> Goal
Nothing may be dropped or altered: reproduce all the data.

> Dataset excerpt
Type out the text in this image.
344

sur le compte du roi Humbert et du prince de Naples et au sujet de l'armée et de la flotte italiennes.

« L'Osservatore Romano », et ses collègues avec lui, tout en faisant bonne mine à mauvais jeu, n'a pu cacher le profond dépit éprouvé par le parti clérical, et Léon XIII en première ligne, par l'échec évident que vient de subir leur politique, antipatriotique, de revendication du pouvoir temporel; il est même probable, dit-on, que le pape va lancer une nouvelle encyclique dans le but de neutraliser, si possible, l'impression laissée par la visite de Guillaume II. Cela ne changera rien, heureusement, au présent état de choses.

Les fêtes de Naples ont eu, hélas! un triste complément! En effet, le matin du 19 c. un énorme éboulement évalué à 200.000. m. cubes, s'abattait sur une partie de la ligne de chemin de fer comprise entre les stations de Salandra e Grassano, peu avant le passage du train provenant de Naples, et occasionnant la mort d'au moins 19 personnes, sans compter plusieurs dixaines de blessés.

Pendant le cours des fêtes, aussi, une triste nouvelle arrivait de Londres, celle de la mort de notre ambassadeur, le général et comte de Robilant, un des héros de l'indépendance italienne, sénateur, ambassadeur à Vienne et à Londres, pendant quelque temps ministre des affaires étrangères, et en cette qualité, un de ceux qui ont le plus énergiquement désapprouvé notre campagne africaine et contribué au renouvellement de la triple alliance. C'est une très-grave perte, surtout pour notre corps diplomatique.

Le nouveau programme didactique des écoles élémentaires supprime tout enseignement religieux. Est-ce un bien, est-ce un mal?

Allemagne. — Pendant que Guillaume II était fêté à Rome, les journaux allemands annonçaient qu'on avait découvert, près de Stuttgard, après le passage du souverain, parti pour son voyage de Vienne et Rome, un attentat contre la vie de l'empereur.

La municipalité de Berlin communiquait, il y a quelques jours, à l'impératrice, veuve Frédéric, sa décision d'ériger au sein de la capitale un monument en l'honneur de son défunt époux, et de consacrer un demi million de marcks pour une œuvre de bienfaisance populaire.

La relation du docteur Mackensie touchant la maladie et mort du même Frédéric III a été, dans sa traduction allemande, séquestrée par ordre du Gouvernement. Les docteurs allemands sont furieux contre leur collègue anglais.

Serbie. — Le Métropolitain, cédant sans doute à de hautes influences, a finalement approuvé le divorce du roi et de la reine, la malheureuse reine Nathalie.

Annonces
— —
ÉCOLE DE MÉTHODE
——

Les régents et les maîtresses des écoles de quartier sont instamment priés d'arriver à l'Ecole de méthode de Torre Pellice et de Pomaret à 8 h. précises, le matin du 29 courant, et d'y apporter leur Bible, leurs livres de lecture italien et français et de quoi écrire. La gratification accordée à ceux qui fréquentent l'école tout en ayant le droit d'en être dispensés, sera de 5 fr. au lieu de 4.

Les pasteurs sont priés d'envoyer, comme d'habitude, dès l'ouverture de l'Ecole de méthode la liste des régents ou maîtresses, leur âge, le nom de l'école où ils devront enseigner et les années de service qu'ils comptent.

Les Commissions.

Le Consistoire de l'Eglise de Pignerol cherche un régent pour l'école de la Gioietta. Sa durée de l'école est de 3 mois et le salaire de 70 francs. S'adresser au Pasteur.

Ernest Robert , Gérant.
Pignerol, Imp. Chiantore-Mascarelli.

> Exercise answer
Type out the text in this image.
344

sur le compte du roi Humbert et du prince de Naples et au sujet de l'armée et de la flotte italiennes.

« L'Osservatore Romano », et ses collègues avec lui, tout en faisant bonne mine à mauvais jeu, n'a pu cacher le profond dépit éprouvé par le parti clérical, et Léon XIII en première ligne, par l'échec évident que vient de subir leur politique, antipatriotique, de revendication du pouvoir temporel; il est même probable, dit-on, que le pape va lancer une nouvelle encyclique dans le but de neutraliser, si possible, l'impression laissée par la visite de Guillaume II. Cela ne changera rien, heureusement, au présent état de choses.

Les fêtes de Naples ont eu, hélas! un triste complément! En effet, le matin du 19 c. un énorme éboulement évalué à 200.000. m. cubes, s'abattait sur une partie de la ligne de chemin de fer comprise entre les stations de Salandra e Grassano, peu avant le passage du train provenant de Naples, et occasionnant la mort d'au moins 19 personnes, sans compter plusieurs dixaines de blessés.

Pendant le cours des fêtes, aussi, une triste nouvelle arrivait de Londres, celle de la mort de notre ambassadeur, le général et comte de Robilant, un des héros de l'indépendance italienne, sénateur, ambassadeur à Vienne et à Londres, pendant quelque temps ministre des affaires étrangères, et en cette qualité, un de ceux qui ont le plus énergiquement désapprouvé notre campagne africaine et contribué au renouvellement de la triple alliance. C'est une très-grave perte, surtout pour notre corps diplomatique.

Le nouveau programme didactique des écoles élémentaires supprime tout enseignement religieux. Est-ce un bien, est-ce un mal?

Allemagne. — Pendant que Guillaume II était fêté à Rome, les journaux allemands annonçaient qu'on avait découvert, près de Stuttgard, après le passage du souverain, parti pour son voyage de Vienne et Rome, un attentat contre la vie de l'empereur.

La municipalité de Berlin communiquait, il y a quelques jours, à l'impératrice, veuve Frédéric, sa décision d'ériger au sein de la capitale un monument en l'honneur de son défunt époux, et de consacrer un demi million de marcks pour une œuvre de bienfaisance populaire.

La relation du docteur Mackensie touchant la maladie et mort du même Frédéric III a été, dans sa traduction allemande, séquestrée par ordre du Gouvernement. Les docteurs allemands sont furieux contre leur collègue anglais.

Serbie. — Le Métropolitain, cédant sans doute à de hautes influences, a finalement approuvé le divorce du roi et de la reine, la malheureuse reine Nathalie.

Annonces
— —
ÉCOLE DE MÉTHODE
——

Les régents et les maîtresses des écoles de quartier sont instamment priés d'arriver à l'Ecole de méthode de Torre Pellice et de Pomaret à 8 h. précises, le matin du 29 courant, et d'y apporter leur Bible, leurs livres de lecture italien et français et de quoi écrire. La gratification accordée à ceux qui fréquentent l'école tout en ayant le droit d'en être dispensés, sera de 5 fr. au lieu de 4.

Les pasteurs sont priés d'envoyer, comme d'habitude, dès l'ouverture de l'Ecole de méthode la liste des régents ou maîtresses, leur âge, le nom de l'école où ils devront enseigner et les années de service qu'ils comptent.

Les Commissions.

Le Consistoire de l'Eglise de Pignerol cherche un régent pour l'école de la Gioietta. Sa durée de l'école est de 3 mois et le salaire de 70 francs. S'adresser au Pasteur.

Ernest Robert , Gérant.
Pignerol, Imp. Chiantore-Mascarelli.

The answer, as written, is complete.